-- THE REQUEST --
Copy out the listing in full, exactly as written, but not its pictures.

Data entries:
◇ ◇ ◇ ◇ ◇

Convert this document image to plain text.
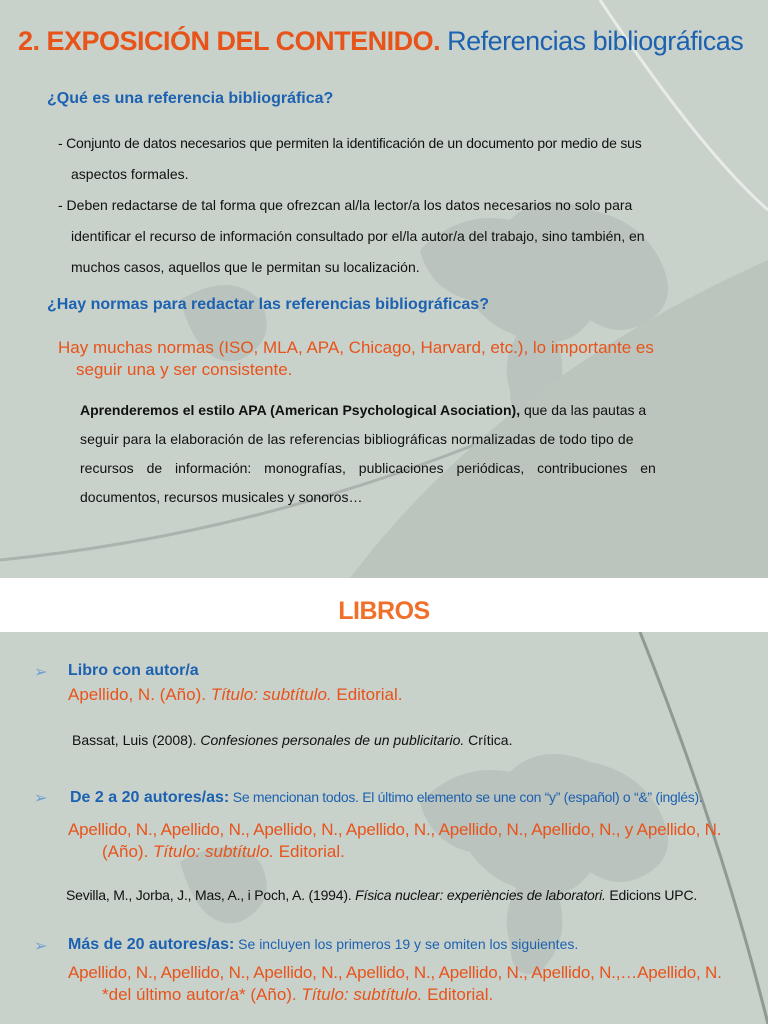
2. EXPOSICIÓN DEL CONTENIDO. Referencias bibliográficas
¿Qué es una referencia bibliográfica?
- Conjunto de datos necesarios que permiten la identificación de un documento por medio de sus
aspectos formales.
- Deben redactarse de tal forma que ofrezcan al/la lector/a los datos necesarios no solo para
identificar el recurso de información consultado por el/la autor/a del trabajo, sino también, en
muchos casos, aquellos que le permitan su localización.
¿Hay normas para redactar las referencias bibliográficas?
Hay muchas normas (ISO, MLA, APA, Chicago, Harvard, etc.), lo importante es
seguir una y ser consistente.
Aprenderemos el estilo APA (American Psychological Asociation), que da las pautas a
seguir para la elaboración de las referencias bibliográficas normalizadas de todo tipo de
recursos de información: monografías, publicaciones periódicas, contribuciones en
documentos, recursos musicales y sonoros…
LIBROS
➢ Libro con autor/a
Apellido, N. (Año). Título: subtítulo. Editorial.
Bassat, Luis (2008). Confesiones personales de un publicitario. Crítica.
➢ De 2 a 20 autores/as: Se mencionan todos. El último elemento se une con “y” (español) o “&” (inglés).
Apellido, N., Apellido, N., Apellido, N., Apellido, N., Apellido, N., Apellido, N., y Apellido, N.
(Año). Título: subtítulo. Editorial.
Sevilla, M., Jorba, J., Mas, A., i Poch, A. (1994). Física nuclear: experiències de laboratori. Edicions UPC.
➢ Más de 20 autores/as: Se incluyen los primeros 19 y se omiten los siguientes.
Apellido, N., Apellido, N., Apellido, N., Apellido, N., Apellido, N., Apellido, N.,…Apellido, N.
*del último autor/a* (Año). Título: subtítulo. Editorial.
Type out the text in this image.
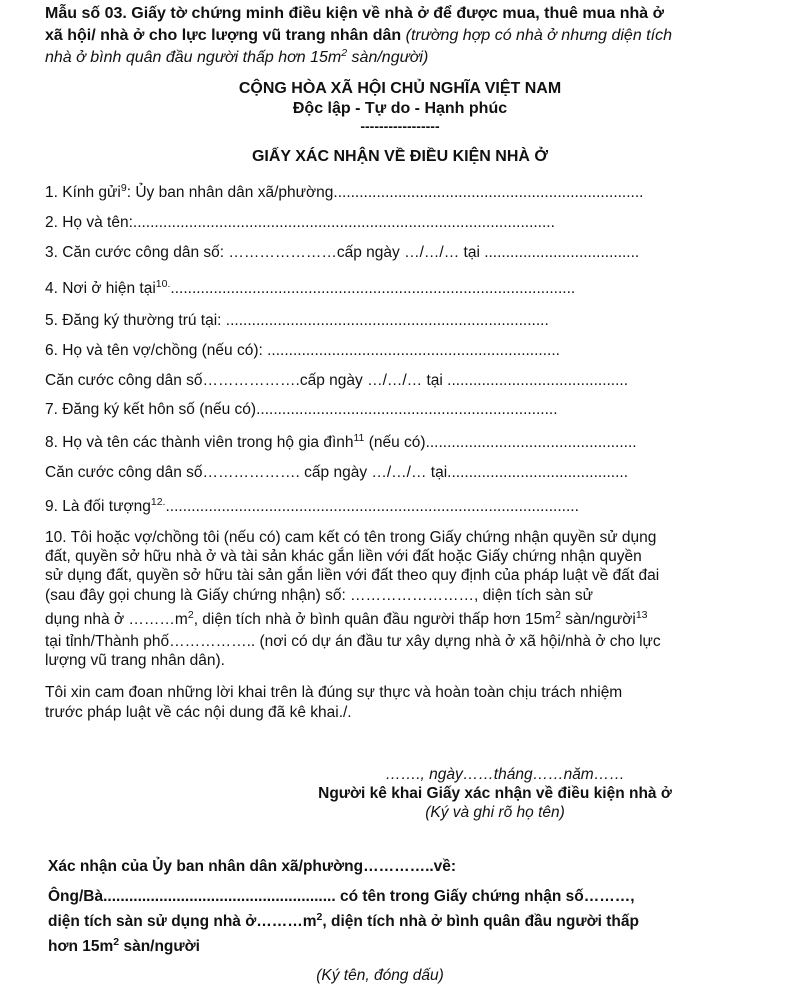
Mẫu số 03. Giấy tờ chứng minh điều kiện về nhà ở để được mua, thuê mua nhà ở
xã hội/ nhà ở cho lực lượng vũ trang nhân dân (trường hợp có nhà ở nhưng diện tích
nhà ở bình quân đầu người thấp hơn $15m^2$ sàn/người)
CỘNG HÒA XÃ HỘI CHỦ NGHĨA VIỆT NAM
Độc lập - Tự do - Hạnh phúc
-----------------
GIẤY XÁC NHẬN VỀ ĐIỀU KIỆN NHÀ Ở
1. Kính gửi$^9$: Ủy ban nhân dân xã/phường........................................................................
2. Họ và tên:..................................................................................................
3. Căn cước công dân số: …………………cấp ngày …/…/… tại ....................................
4. Nơi ở hiện tại$^{10.}$..............................................................................................
5. Đăng ký thường trú tại: ...........................................................................
6. Họ và tên vợ/chồng (nếu có): ....................................................................
Căn cước công dân số……………….cấp ngày …/…/… tại ..........................................
7. Đăng ký kết hôn số (nếu có)......................................................................
8. Họ và tên các thành viên trong hộ gia đình$^{11}$ (nếu có).................................................
Căn cước công dân số………………. cấp ngày …/…/… tại..........................................
9. Là đối tượng$^{12.}$................................................................................................
10. Tôi hoặc vợ/chồng tôi (nếu có) cam kết có tên trong Giấy chứng nhận quyền sử dụng
đất, quyền sở hữu nhà ở và tài sản khác gắn liền với đất hoặc Giấy chứng nhận quyền
sử dụng đất, quyền sở hữu tài sản gắn liền với đất theo quy định của pháp luật về đất đai
(sau đây gọi chung là Giấy chứng nhận) số: ……………………, diện tích sàn sử
dụng nhà ở $\dots\dots\dots m^2$, diện tích nhà ở bình quân đầu người thấp hơn $15m^2$ sàn/người$^{13}$
tại tỉnh/Thành phố…………….. (nơi có dự án đầu tư xây dựng nhà ở xã hội/nhà ở cho lực
lượng vũ trang nhân dân).
Tôi xin cam đoan những lời khai trên là đúng sự thực và hoàn toàn chịu trách nhiệm
trước pháp luật về các nội dung đã kê khai./.
……., ngày……tháng……năm……
Người kê khai Giấy xác nhận về điều kiện nhà ở
(Ký và ghi rõ họ tên)
Xác nhận của Ủy ban nhân dân xã/phường…………..về:
Ông/Bà...................................................... có tên trong Giấy chứng nhận số………,
diện tích sàn sử dụng nhà $ở\dots\dots\dots m^2$, diện tích nhà ở bình quân đầu người thấp
hơn $15m^2$ sàn/người
(Ký tên, đóng dấu)
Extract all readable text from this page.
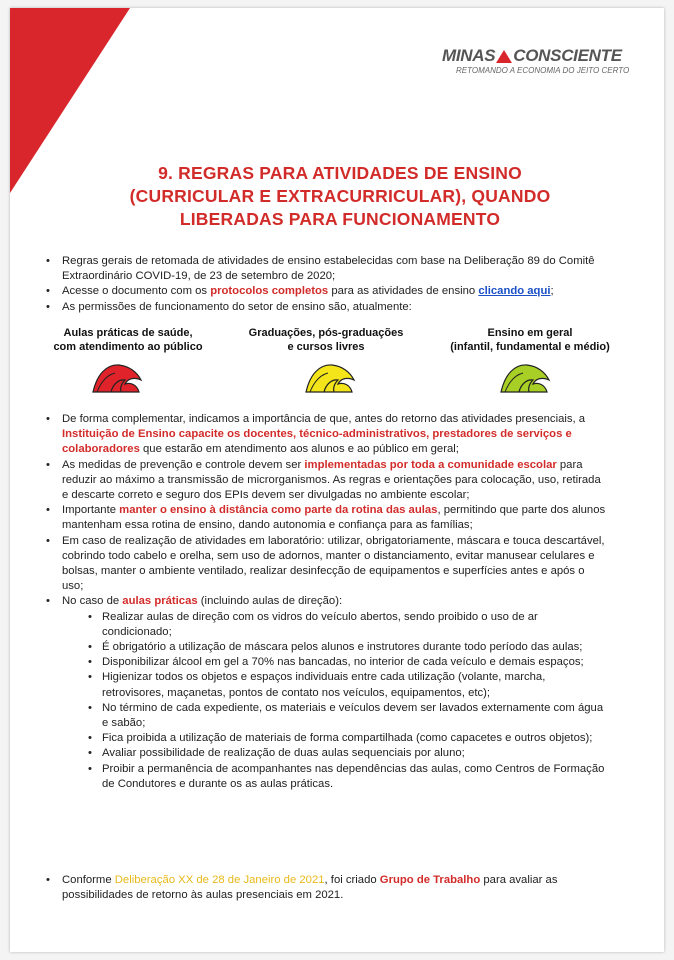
MINAS CONSCIENTE
RETOMANDO A ECONOMIA DO JEITO CERTO
9. REGRAS PARA ATIVIDADES DE ENSINO
(CURRICULAR E EXTRACURRICULAR), QUANDO
LIBERADAS PARA FUNCIONAMENTO
• Regras gerais de retomada de atividades de ensino estabelecidas com base na Deliberação 89 do Comitê Extraordinário COVID-19, de 23 de setembro de 2020;
• Acesse o documento com os protocolos completos para as atividades de ensino clicando aqui;
• As permissões de funcionamento do setor de ensino são, atualmente:
Aulas práticas de saúde,
com atendimento ao público
Graduações, pós-graduações
e cursos livres
Ensino em geral
(infantil, fundamental e médio)
• De forma complementar, indicamos a importância de que, antes do retorno das atividades presenciais, a Instituição de Ensino capacite os docentes, técnico-administrativos, prestadores de serviços e colaboradores que estarão em atendimento aos alunos e ao público em geral;
• As medidas de prevenção e controle devem ser implementadas por toda a comunidade escolar para reduzir ao máximo a transmissão de microrganismos. As regras e orientações para colocação, uso, retirada e descarte correto e seguro dos EPIs devem ser divulgadas no ambiente escolar;
• Importante manter o ensino à distância como parte da rotina das aulas, permitindo que parte dos alunos mantenham essa rotina de ensino, dando autonomia e confiança para as famílias;
• Em caso de realização de atividades em laboratório: utilizar, obrigatoriamente, máscara e touca descartável, cobrindo todo cabelo e orelha, sem uso de adornos, manter o distanciamento, evitar manusear celulares e bolsas, manter o ambiente ventilado, realizar desinfecção de equipamentos e superfícies antes e após o uso;
• No caso de aulas práticas (incluindo aulas de direção):
• Realizar aulas de direção com os vidros do veículo abertos, sendo proibido o uso de ar condicionado;
• É obrigatório a utilização de máscara pelos alunos e instrutores durante todo período das aulas;
• Disponibilizar álcool em gel a 70% nas bancadas, no interior de cada veículo e demais espaços;
• Higienizar todos os objetos e espaços individuais entre cada utilização (volante, marcha, retrovisores, maçanetas, pontos de contato nos veículos, equipamentos, etc);
• No término de cada expediente, os materiais e veículos devem ser lavados externamente com água e sabão;
• Fica proibida a utilização de materiais de forma compartilhada (como capacetes e outros objetos);
• Avaliar possibilidade de realização de duas aulas sequenciais por aluno;
• Proibir a permanência de acompanhantes nas dependências das aulas, como Centros de Formação de Condutores e durante os as aulas práticas.
• Conforme Deliberação XX de 28 de Janeiro de 2021, foi criado Grupo de Trabalho para avaliar as possibilidades de retorno às aulas presenciais em 2021.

◇ ◇ ◇ ◇ ◇

-- SOLUTION --
Convert this document image to plain text.
2. EXPOSICIÓN DEL CONTENIDO. Referencias bibliográficas
¿Qué es una referencia bibliográfica?
- Conjunto de datos necesarios que permiten la identificación de un documento por medio de sus
aspectos formales.
- Deben redactarse de tal forma que ofrezcan al/la lector/a los datos necesarios no solo para
identificar el recurso de información consultado por el/la autor/a del trabajo, sino también, en
muchos casos, aquellos que le permitan su localización.
¿Hay normas para redactar las referencias bibliográficas?
Hay muchas normas (ISO, MLA, APA, Chicago, Harvard, etc.), lo importante es
seguir una y ser consistente.
Aprenderemos el estilo APA (American Psychological Asociation), que da las pautas a
seguir para la elaboración de las referencias bibliográficas normalizadas de todo tipo de
recursos de información: monografías, publicaciones periódicas, contribuciones en
documentos, recursos musicales y sonoros…
LIBROS
➢ Libro con autor/a
Apellido, N. (Año). Título: subtítulo. Editorial.
Bassat, Luis (2008). Confesiones personales de un publicitario. Crítica.
➢ De 2 a 20 autores/as: Se mencionan todos. El último elemento se une con “y” (español) o “&” (inglés).
Apellido, N., Apellido, N., Apellido, N., Apellido, N., Apellido, N., Apellido, N., y Apellido, N.
(Año). Título: subtítulo. Editorial.
Sevilla, M., Jorba, J., Mas, A., i Poch, A. (1994). Física nuclear: experiències de laboratori. Edicions UPC.
➢ Más de 20 autores/as: Se incluyen los primeros 19 y se omiten los siguientes.
Apellido, N., Apellido, N., Apellido, N., Apellido, N., Apellido, N., Apellido, N.,…Apellido, N.
*del último autor/a* (Año). Título: subtítulo. Editorial.
Type out the text in this image.
Mẫu số 03. Giấy tờ chứng minh điều kiện về nhà ở để được mua, thuê mua nhà ở
xã hội/ nhà ở cho lực lượng vũ trang nhân dân (trường hợp có nhà ở nhưng diện tích
nhà ở bình quân đầu người thấp hơn $15m^2$ sàn/người)
CỘNG HÒA XÃ HỘI CHỦ NGHĨA VIỆT NAM
Độc lập - Tự do - Hạnh phúc
-----------------
GIẤY XÁC NHẬN VỀ ĐIỀU KIỆN NHÀ Ở
1. Kính gửi$^9$: Ủy ban nhân dân xã/phường........................................................................
2. Họ và tên:..................................................................................................
3. Căn cước công dân số: …………………cấp ngày …/…/… tại ....................................
4. Nơi ở hiện tại$^{10.}$..............................................................................................
5. Đăng ký thường trú tại: ...........................................................................
6. Họ và tên vợ/chồng (nếu có): ....................................................................
Căn cước công dân số……………….cấp ngày …/…/… tại ..........................................
7. Đăng ký kết hôn số (nếu có)......................................................................
8. Họ và tên các thành viên trong hộ gia đình$^{11}$ (nếu có).................................................
Căn cước công dân số………………. cấp ngày …/…/… tại..........................................
9. Là đối tượng$^{12.}$................................................................................................
10. Tôi hoặc vợ/chồng tôi (nếu có) cam kết có tên trong Giấy chứng nhận quyền sử dụng
đất, quyền sở hữu nhà ở và tài sản khác gắn liền với đất hoặc Giấy chứng nhận quyền
sử dụng đất, quyền sở hữu tài sản gắn liền với đất theo quy định của pháp luật về đất đai
(sau đây gọi chung là Giấy chứng nhận) số: ……………………, diện tích sàn sử
dụng nhà ở $\dots\dots\dots m^2$, diện tích nhà ở bình quân đầu người thấp hơn $15m^2$ sàn/người$^{13}$
tại tỉnh/Thành phố…………….. (nơi có dự án đầu tư xây dựng nhà ở xã hội/nhà ở cho lực
lượng vũ trang nhân dân).
Tôi xin cam đoan những lời khai trên là đúng sự thực và hoàn toàn chịu trách nhiệm
trước pháp luật về các nội dung đã kê khai./.
……., ngày……tháng……năm……
Người kê khai Giấy xác nhận về điều kiện nhà ở
(Ký và ghi rõ họ tên)
Xác nhận của Ủy ban nhân dân xã/phường…………..về:
Ông/Bà...................................................... có tên trong Giấy chứng nhận số………,
diện tích sàn sử dụng nhà $ở\dots\dots\dots m^2$, diện tích nhà ở bình quân đầu người thấp
hơn $15m^2$ sàn/người
(Ký tên, đóng dấu)
Extract all readable text from this page.
MINAS CONSCIENTE
RETOMANDO A ECONOMIA DO JEITO CERTO
9. REGRAS PARA ATIVIDADES DE ENSINO
(CURRICULAR E EXTRACURRICULAR), QUANDO
LIBERADAS PARA FUNCIONAMENTO
• Regras gerais de retomada de atividades de ensino estabelecidas com base na Deliberação 89 do Comitê Extraordinário COVID-19, de 23 de setembro de 2020;
• Acesse o documento com os protocolos completos para as atividades de ensino clicando aqui;
• As permissões de funcionamento do setor de ensino são, atualmente:
Aulas práticas de saúde,
com atendimento ao público
Graduações, pós-graduações
e cursos livres
Ensino em geral
(infantil, fundamental e médio)
• De forma complementar, indicamos a importância de que, antes do retorno das atividades presenciais, a Instituição de Ensino capacite os docentes, técnico-administrativos, prestadores de serviços e colaboradores que estarão em atendimento aos alunos e ao público em geral;
• As medidas de prevenção e controle devem ser implementadas por toda a comunidade escolar para reduzir ao máximo a transmissão de microrganismos. As regras e orientações para colocação, uso, retirada e descarte correto e seguro dos EPIs devem ser divulgadas no ambiente escolar;
• Importante manter o ensino à distância como parte da rotina das aulas, permitindo que parte dos alunos mantenham essa rotina de ensino, dando autonomia e confiança para as famílias;
• Em caso de realização de atividades em laboratório: utilizar, obrigatoriamente, máscara e touca descartável, cobrindo todo cabelo e orelha, sem uso de adornos, manter o distanciamento, evitar manusear celulares e bolsas, manter o ambiente ventilado, realizar desinfecção de equipamentos e superfícies antes e após o uso;
• No caso de aulas práticas (incluindo aulas de direção):
• Realizar aulas de direção com os vidros do veículo abertos, sendo proibido o uso de ar condicionado;
• É obrigatório a utilização de máscara pelos alunos e instrutores durante todo período das aulas;
• Disponibilizar álcool em gel a 70% nas bancadas, no interior de cada veículo e demais espaços;
• Higienizar todos os objetos e espaços individuais entre cada utilização (volante, marcha, retrovisores, maçanetas, pontos de contato nos veículos, equipamentos, etc);
• No término de cada expediente, os materiais e veículos devem ser lavados externamente com água e sabão;
• Fica proibida a utilização de materiais de forma compartilhada (como capacetes e outros objetos);
• Avaliar possibilidade de realização de duas aulas sequenciais por aluno;
• Proibir a permanência de acompanhantes nas dependências das aulas, como Centros de Formação de Condutores e durante os as aulas práticas.
• Conforme Deliberação XX de 28 de Janeiro de 2021, foi criado Grupo de Trabalho para avaliar as possibilidades de retorno às aulas presenciais em 2021.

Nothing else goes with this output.